> [EXTRACTED RECORDS]:
--- start ---

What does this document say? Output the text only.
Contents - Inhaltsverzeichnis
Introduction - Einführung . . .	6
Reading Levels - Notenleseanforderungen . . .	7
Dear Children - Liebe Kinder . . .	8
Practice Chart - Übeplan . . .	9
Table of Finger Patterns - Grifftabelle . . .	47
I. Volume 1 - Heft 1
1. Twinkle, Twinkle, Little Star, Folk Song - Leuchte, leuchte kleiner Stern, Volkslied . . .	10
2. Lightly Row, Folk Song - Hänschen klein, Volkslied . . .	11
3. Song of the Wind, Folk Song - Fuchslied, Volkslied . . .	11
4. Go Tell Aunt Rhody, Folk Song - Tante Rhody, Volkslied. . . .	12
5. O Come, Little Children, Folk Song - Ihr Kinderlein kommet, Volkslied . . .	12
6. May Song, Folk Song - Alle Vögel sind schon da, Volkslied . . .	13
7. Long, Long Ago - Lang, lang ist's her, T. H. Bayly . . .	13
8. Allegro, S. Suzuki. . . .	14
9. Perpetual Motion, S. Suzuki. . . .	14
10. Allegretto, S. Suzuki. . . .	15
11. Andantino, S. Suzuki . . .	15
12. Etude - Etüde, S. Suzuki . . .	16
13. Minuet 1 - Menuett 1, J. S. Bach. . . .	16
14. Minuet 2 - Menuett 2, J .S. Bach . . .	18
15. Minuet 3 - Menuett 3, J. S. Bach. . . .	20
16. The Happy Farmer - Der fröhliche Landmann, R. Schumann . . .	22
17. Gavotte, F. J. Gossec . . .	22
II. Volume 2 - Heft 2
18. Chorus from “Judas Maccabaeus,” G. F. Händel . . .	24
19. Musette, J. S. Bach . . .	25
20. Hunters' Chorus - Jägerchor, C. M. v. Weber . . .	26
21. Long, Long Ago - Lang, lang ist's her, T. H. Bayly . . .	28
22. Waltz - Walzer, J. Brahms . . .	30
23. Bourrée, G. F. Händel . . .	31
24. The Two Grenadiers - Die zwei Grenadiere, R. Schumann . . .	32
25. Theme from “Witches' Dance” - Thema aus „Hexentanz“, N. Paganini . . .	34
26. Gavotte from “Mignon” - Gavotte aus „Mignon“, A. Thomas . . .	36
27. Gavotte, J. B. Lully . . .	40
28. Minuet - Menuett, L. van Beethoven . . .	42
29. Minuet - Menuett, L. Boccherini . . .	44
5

--- end ---
--- start ---

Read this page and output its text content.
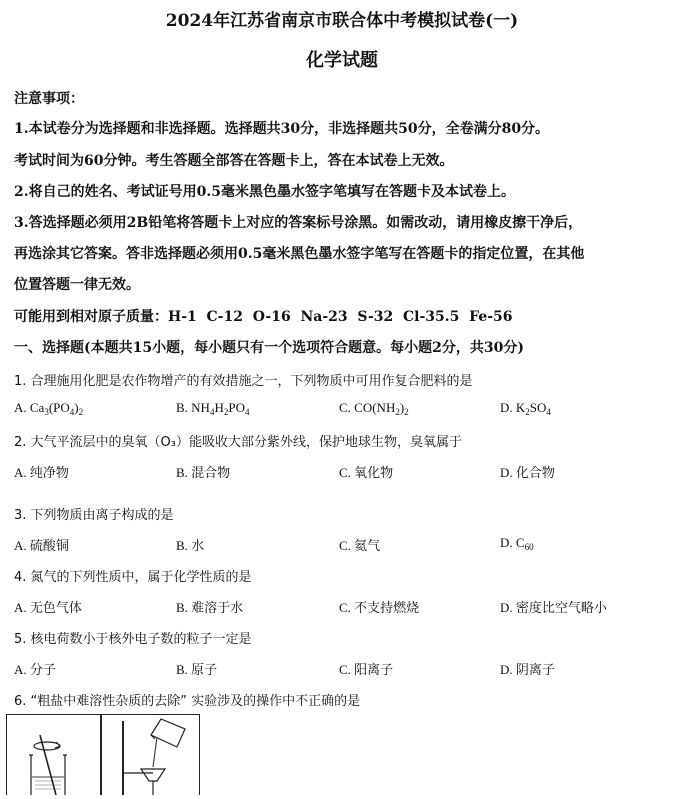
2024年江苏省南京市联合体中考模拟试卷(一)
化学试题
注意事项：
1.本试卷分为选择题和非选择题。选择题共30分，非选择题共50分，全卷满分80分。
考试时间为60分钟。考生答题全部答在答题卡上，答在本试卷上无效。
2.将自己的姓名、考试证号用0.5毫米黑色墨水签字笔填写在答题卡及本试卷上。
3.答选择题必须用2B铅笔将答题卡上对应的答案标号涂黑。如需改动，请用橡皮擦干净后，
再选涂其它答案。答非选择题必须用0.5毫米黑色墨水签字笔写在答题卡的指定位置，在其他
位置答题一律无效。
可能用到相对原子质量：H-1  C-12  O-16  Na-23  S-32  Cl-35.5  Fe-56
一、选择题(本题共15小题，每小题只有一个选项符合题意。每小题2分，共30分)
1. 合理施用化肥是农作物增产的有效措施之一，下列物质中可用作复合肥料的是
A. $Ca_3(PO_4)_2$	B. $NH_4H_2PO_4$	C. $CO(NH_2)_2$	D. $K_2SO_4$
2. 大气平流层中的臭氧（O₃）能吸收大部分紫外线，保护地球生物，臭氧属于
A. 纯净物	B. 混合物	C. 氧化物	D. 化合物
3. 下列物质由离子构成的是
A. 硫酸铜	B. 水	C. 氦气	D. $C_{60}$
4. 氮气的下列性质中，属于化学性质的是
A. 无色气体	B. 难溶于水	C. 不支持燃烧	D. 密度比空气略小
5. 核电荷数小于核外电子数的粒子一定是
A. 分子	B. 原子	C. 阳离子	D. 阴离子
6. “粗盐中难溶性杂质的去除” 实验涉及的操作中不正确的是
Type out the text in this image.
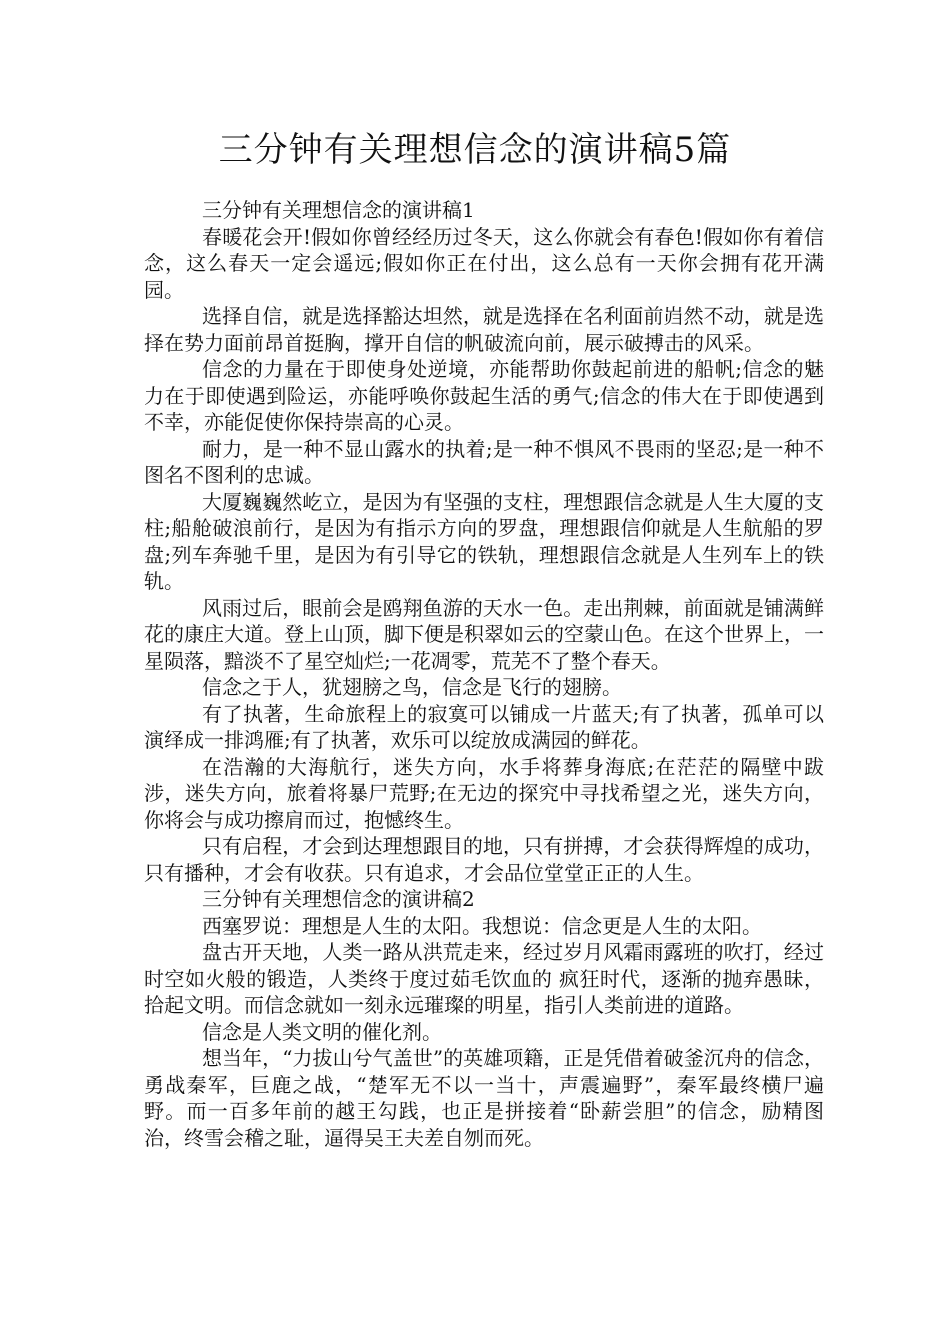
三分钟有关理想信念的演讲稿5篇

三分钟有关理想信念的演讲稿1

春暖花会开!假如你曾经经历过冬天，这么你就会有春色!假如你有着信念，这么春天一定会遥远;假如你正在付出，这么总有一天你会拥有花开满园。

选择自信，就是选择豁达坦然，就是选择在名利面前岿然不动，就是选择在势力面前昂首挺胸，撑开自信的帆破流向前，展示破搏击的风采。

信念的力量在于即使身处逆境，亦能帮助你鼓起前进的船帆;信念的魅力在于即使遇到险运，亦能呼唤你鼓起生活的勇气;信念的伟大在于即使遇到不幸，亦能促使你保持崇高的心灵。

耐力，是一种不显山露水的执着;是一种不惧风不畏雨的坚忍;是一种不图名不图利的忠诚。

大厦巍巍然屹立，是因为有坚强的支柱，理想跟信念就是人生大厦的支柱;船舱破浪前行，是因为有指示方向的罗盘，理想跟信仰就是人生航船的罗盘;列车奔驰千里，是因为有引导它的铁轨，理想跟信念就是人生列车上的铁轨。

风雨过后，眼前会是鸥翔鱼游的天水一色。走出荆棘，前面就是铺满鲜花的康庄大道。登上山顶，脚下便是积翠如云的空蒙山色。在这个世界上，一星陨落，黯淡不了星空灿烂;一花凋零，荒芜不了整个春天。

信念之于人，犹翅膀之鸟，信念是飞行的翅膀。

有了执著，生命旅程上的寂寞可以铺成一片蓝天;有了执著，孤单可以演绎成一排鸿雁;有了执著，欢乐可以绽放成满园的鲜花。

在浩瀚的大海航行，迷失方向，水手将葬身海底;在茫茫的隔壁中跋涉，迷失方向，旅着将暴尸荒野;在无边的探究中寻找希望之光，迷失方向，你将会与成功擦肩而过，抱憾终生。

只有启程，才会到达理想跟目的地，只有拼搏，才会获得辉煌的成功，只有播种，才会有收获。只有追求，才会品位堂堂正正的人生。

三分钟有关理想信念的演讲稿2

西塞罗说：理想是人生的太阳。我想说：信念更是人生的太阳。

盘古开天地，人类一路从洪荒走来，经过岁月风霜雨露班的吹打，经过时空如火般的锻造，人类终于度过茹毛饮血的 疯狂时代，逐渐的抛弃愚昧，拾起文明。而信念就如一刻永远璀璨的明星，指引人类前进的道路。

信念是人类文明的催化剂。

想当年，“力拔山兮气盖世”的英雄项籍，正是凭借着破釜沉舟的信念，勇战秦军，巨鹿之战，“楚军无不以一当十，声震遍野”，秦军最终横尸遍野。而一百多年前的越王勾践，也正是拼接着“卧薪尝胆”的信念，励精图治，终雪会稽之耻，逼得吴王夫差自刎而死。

--- end ---
--- start ---

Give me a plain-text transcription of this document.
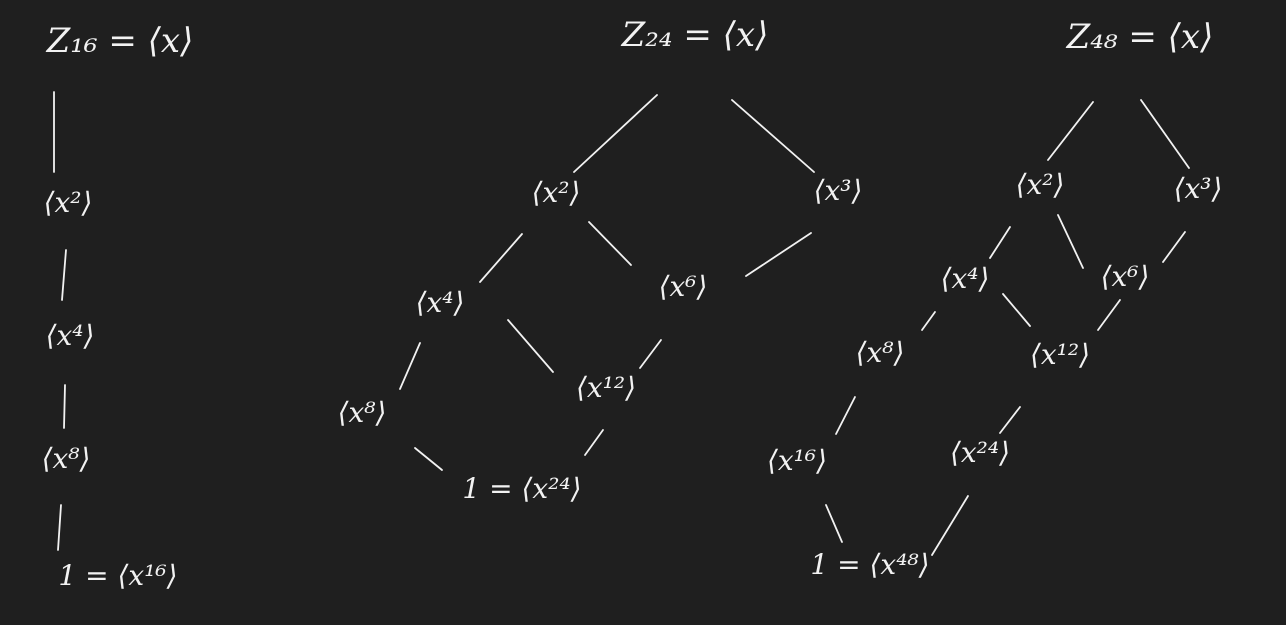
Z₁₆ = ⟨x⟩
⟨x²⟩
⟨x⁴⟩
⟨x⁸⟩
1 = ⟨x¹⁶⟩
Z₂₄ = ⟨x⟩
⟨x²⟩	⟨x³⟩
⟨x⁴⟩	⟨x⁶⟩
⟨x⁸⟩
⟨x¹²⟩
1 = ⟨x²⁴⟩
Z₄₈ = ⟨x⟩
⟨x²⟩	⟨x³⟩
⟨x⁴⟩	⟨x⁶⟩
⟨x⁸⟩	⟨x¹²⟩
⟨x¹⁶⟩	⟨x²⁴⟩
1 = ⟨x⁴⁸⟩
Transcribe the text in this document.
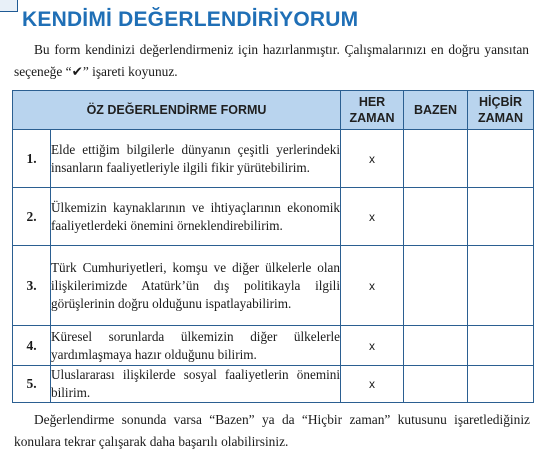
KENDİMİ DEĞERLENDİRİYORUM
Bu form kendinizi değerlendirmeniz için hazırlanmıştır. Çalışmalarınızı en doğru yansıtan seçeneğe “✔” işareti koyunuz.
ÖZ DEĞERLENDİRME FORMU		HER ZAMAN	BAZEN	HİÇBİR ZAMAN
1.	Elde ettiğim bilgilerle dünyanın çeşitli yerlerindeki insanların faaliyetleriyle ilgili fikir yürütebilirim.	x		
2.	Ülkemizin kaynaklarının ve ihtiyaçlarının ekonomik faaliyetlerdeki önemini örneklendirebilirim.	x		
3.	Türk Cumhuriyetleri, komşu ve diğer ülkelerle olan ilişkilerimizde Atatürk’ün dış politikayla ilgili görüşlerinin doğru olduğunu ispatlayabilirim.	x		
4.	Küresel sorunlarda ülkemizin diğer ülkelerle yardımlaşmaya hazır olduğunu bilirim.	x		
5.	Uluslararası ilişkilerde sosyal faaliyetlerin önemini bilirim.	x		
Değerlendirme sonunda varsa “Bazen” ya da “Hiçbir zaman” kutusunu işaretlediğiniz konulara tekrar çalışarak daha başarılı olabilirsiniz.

--- end ---

> [WHAT TO DO]:
In the records above, locate each line with the word "Song". Copy all such lines.

> [ANSWER TO THIS PROBLEM]:
1. Twinkle, Twinkle, Little Star, Folk Song - Leuchte, leuchte kleiner Stern, Volkslied . . .	10
2. Lightly Row, Folk Song - Hänschen klein, Volkslied . . .	11
3. Song of the Wind, Folk Song - Fuchslied, Volkslied . . .	11
4. Go Tell Aunt Rhody, Folk Song - Tante Rhody, Volkslied. . . .	12
5. O Come, Little Children, Folk Song - Ihr Kinderlein kommet, Volkslied . . .	12
6. May Song, Folk Song - Alle Vögel sind schon da, Volkslied . . .	13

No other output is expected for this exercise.